- **Exercise goal**: Reproduce all entries verbatim, with nothing added or dropped.

## Begin Working data

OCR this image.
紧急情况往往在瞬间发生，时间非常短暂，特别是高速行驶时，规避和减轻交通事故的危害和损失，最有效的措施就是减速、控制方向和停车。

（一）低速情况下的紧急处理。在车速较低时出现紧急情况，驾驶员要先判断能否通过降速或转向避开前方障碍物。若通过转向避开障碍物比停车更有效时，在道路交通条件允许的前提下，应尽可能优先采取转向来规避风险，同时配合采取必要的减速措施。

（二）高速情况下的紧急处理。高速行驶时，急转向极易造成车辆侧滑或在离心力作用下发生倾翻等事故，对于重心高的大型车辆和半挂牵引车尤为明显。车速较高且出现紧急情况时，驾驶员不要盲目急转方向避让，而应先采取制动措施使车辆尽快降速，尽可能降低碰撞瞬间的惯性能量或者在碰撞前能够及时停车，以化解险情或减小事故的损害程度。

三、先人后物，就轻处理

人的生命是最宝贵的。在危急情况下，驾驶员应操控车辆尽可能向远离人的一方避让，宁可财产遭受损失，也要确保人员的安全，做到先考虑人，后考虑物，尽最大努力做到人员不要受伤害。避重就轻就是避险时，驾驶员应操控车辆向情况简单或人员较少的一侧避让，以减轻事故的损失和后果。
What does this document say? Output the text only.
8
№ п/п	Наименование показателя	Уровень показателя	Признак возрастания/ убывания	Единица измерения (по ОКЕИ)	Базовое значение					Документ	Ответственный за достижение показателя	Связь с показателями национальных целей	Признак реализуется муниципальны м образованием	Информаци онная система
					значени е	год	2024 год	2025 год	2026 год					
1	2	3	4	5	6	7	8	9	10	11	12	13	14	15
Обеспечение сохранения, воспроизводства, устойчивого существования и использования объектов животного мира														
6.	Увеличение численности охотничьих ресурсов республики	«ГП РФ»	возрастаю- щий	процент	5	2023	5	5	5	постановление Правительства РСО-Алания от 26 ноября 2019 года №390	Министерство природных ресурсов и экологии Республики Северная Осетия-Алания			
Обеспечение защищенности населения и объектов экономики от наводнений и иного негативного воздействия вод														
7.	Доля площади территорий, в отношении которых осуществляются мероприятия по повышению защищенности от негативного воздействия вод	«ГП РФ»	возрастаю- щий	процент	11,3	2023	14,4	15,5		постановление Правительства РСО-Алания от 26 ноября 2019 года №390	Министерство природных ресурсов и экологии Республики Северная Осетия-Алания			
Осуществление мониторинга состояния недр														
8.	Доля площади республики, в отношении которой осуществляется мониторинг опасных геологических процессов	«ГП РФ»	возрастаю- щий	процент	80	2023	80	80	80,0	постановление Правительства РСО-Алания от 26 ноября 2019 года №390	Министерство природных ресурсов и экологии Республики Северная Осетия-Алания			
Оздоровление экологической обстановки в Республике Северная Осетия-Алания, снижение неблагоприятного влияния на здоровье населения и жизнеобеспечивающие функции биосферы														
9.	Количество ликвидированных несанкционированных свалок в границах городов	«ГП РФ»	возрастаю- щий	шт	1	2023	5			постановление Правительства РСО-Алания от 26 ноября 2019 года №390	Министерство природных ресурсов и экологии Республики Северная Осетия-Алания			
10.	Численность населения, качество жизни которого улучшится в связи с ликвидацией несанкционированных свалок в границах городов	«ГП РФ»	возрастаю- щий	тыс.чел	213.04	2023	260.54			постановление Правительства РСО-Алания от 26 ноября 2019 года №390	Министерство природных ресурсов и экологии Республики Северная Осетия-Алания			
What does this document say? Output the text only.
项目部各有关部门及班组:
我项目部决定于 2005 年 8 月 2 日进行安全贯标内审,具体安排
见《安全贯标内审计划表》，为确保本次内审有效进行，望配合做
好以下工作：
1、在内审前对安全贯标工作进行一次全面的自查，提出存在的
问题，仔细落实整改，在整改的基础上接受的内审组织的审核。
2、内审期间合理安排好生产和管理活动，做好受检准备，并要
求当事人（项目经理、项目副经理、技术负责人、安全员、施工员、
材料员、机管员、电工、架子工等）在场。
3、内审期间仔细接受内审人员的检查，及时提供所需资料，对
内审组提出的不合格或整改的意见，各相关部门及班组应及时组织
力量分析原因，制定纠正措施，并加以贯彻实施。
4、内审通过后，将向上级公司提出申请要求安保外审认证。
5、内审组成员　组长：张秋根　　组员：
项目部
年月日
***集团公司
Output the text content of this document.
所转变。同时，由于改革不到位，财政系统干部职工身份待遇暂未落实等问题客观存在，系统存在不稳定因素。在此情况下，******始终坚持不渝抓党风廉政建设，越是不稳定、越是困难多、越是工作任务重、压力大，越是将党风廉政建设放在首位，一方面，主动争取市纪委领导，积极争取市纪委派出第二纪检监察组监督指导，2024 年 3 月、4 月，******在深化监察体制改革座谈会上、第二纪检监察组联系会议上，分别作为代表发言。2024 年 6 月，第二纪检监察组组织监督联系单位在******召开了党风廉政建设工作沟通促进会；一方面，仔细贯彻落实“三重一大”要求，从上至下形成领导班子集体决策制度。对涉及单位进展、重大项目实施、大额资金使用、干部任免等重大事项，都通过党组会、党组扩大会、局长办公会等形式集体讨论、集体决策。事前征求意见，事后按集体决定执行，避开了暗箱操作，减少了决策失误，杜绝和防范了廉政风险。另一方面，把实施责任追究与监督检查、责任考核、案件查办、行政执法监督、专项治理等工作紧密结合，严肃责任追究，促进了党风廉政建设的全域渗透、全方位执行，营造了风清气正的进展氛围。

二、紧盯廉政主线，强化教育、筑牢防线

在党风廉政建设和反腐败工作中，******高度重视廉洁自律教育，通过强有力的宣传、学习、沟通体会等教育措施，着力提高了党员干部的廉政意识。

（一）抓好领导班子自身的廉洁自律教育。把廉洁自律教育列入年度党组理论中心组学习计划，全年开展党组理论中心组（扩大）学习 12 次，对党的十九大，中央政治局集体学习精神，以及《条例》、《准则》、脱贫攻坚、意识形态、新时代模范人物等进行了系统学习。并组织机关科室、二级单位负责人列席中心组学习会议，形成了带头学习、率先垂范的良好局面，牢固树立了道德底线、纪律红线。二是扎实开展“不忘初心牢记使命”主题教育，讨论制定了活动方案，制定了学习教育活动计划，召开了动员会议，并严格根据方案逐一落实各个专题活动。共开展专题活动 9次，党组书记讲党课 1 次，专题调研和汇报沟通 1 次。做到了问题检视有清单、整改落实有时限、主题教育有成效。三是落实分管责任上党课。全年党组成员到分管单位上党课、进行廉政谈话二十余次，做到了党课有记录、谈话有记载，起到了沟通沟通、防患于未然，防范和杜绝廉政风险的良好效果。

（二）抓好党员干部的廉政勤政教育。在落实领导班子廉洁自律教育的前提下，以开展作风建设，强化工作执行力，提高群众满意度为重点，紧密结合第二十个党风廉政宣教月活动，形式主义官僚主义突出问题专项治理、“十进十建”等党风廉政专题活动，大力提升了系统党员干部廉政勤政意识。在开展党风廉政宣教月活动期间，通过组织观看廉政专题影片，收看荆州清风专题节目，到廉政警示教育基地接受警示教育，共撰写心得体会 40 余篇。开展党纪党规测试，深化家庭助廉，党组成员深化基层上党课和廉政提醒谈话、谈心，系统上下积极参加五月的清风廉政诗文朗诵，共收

## End Working data

- **Full answer**:
OCR this image.
紧急情况往往在瞬间发生，时间非常短暂，特别是高速行驶时，规避和减轻交通事故的危害和损失，最有效的措施就是减速、控制方向和停车。

（一）低速情况下的紧急处理。在车速较低时出现紧急情况，驾驶员要先判断能否通过降速或转向避开前方障碍物。若通过转向避开障碍物比停车更有效时，在道路交通条件允许的前提下，应尽可能优先采取转向来规避风险，同时配合采取必要的减速措施。

（二）高速情况下的紧急处理。高速行驶时，急转向极易造成车辆侧滑或在离心力作用下发生倾翻等事故，对于重心高的大型车辆和半挂牵引车尤为明显。车速较高且出现紧急情况时，驾驶员不要盲目急转方向避让，而应先采取制动措施使车辆尽快降速，尽可能降低碰撞瞬间的惯性能量或者在碰撞前能够及时停车，以化解险情或减小事故的损害程度。

三、先人后物，就轻处理

人的生命是最宝贵的。在危急情况下，驾驶员应操控车辆尽可能向远离人的一方避让，宁可财产遭受损失，也要确保人员的安全，做到先考虑人，后考虑物，尽最大努力做到人员不要受伤害。避重就轻就是避险时，驾驶员应操控车辆向情况简单或人员较少的一侧避让，以减轻事故的损失和后果。
What does this document say? Output the text only.
8
№ п/п	Наименование показателя	Уровень показателя	Признак возрастания/ убывания	Единица измерения (по ОКЕИ)	Базовое значение					Документ	Ответственный за достижение показателя	Связь с показателями национальных целей	Признак реализуется муниципальны м образованием	Информаци онная система
					значени е	год	2024 год	2025 год	2026 год					
1	2	3	4	5	6	7	8	9	10	11	12	13	14	15
Обеспечение сохранения, воспроизводства, устойчивого существования и использования объектов животного мира														
6.	Увеличение численности охотничьих ресурсов республики	«ГП РФ»	возрастаю- щий	процент	5	2023	5	5	5	постановление Правительства РСО-Алания от 26 ноября 2019 года №390	Министерство природных ресурсов и экологии Республики Северная Осетия-Алания			
Обеспечение защищенности населения и объектов экономики от наводнений и иного негативного воздействия вод														
7.	Доля площади территорий, в отношении которых осуществляются мероприятия по повышению защищенности от негативного воздействия вод	«ГП РФ»	возрастаю- щий	процент	11,3	2023	14,4	15,5		постановление Правительства РСО-Алания от 26 ноября 2019 года №390	Министерство природных ресурсов и экологии Республики Северная Осетия-Алания			
Осуществление мониторинга состояния недр														
8.	Доля площади республики, в отношении которой осуществляется мониторинг опасных геологических процессов	«ГП РФ»	возрастаю- щий	процент	80	2023	80	80	80,0	постановление Правительства РСО-Алания от 26 ноября 2019 года №390	Министерство природных ресурсов и экологии Республики Северная Осетия-Алания			
Оздоровление экологической обстановки в Республике Северная Осетия-Алания, снижение неблагоприятного влияния на здоровье населения и жизнеобеспечивающие функции биосферы														
9.	Количество ликвидированных несанкционированных свалок в границах городов	«ГП РФ»	возрастаю- щий	шт	1	2023	5			постановление Правительства РСО-Алания от 26 ноября 2019 года №390	Министерство природных ресурсов и экологии Республики Северная Осетия-Алания			
10.	Численность населения, качество жизни которого улучшится в связи с ликвидацией несанкционированных свалок в границах городов	«ГП РФ»	возрастаю- щий	тыс.чел	213.04	2023	260.54			постановление Правительства РСО-Алания от 26 ноября 2019 года №390	Министерство природных ресурсов и экологии Республики Северная Осетия-Алания			
What does this document say? Output the text only.
项目部各有关部门及班组:
我项目部决定于 2005 年 8 月 2 日进行安全贯标内审,具体安排
见《安全贯标内审计划表》，为确保本次内审有效进行，望配合做
好以下工作：
1、在内审前对安全贯标工作进行一次全面的自查，提出存在的
问题，仔细落实整改，在整改的基础上接受的内审组织的审核。
2、内审期间合理安排好生产和管理活动，做好受检准备，并要
求当事人（项目经理、项目副经理、技术负责人、安全员、施工员、
材料员、机管员、电工、架子工等）在场。
3、内审期间仔细接受内审人员的检查，及时提供所需资料，对
内审组提出的不合格或整改的意见，各相关部门及班组应及时组织
力量分析原因，制定纠正措施，并加以贯彻实施。
4、内审通过后，将向上级公司提出申请要求安保外审认证。
5、内审组成员　组长：张秋根　　组员：
项目部
年月日
***集团公司
Output the text content of this document.
所转变。同时，由于改革不到位，财政系统干部职工身份待遇暂未落实等问题客观存在，系统存在不稳定因素。在此情况下，******始终坚持不渝抓党风廉政建设，越是不稳定、越是困难多、越是工作任务重、压力大，越是将党风廉政建设放在首位，一方面，主动争取市纪委领导，积极争取市纪委派出第二纪检监察组监督指导，2024 年 3 月、4 月，******在深化监察体制改革座谈会上、第二纪检监察组联系会议上，分别作为代表发言。2024 年 6 月，第二纪检监察组组织监督联系单位在******召开了党风廉政建设工作沟通促进会；一方面，仔细贯彻落实“三重一大”要求，从上至下形成领导班子集体决策制度。对涉及单位进展、重大项目实施、大额资金使用、干部任免等重大事项，都通过党组会、党组扩大会、局长办公会等形式集体讨论、集体决策。事前征求意见，事后按集体决定执行，避开了暗箱操作，减少了决策失误，杜绝和防范了廉政风险。另一方面，把实施责任追究与监督检查、责任考核、案件查办、行政执法监督、专项治理等工作紧密结合，严肃责任追究，促进了党风廉政建设的全域渗透、全方位执行，营造了风清气正的进展氛围。

二、紧盯廉政主线，强化教育、筑牢防线

在党风廉政建设和反腐败工作中，******高度重视廉洁自律教育，通过强有力的宣传、学习、沟通体会等教育措施，着力提高了党员干部的廉政意识。

（一）抓好领导班子自身的廉洁自律教育。把廉洁自律教育列入年度党组理论中心组学习计划，全年开展党组理论中心组（扩大）学习 12 次，对党的十九大，中央政治局集体学习精神，以及《条例》、《准则》、脱贫攻坚、意识形态、新时代模范人物等进行了系统学习。并组织机关科室、二级单位负责人列席中心组学习会议，形成了带头学习、率先垂范的良好局面，牢固树立了道德底线、纪律红线。二是扎实开展“不忘初心牢记使命”主题教育，讨论制定了活动方案，制定了学习教育活动计划，召开了动员会议，并严格根据方案逐一落实各个专题活动。共开展专题活动 9次，党组书记讲党课 1 次，专题调研和汇报沟通 1 次。做到了问题检视有清单、整改落实有时限、主题教育有成效。三是落实分管责任上党课。全年党组成员到分管单位上党课、进行廉政谈话二十余次，做到了党课有记录、谈话有记载，起到了沟通沟通、防患于未然，防范和杜绝廉政风险的良好效果。

（二）抓好党员干部的廉政勤政教育。在落实领导班子廉洁自律教育的前提下，以开展作风建设，强化工作执行力，提高群众满意度为重点，紧密结合第二十个党风廉政宣教月活动，形式主义官僚主义突出问题专项治理、“十进十建”等党风廉政专题活动，大力提升了系统党员干部廉政勤政意识。在开展党风廉政宣教月活动期间，通过组织观看廉政专题影片，收看荆州清风专题节目，到廉政警示教育基地接受警示教育，共撰写心得体会 40 余篇。开展党纪党规测试，深化家庭助廉，党组成员深化基层上党课和廉政提醒谈话、谈心，系统上下积极参加五月的清风廉政诗文朗诵，共收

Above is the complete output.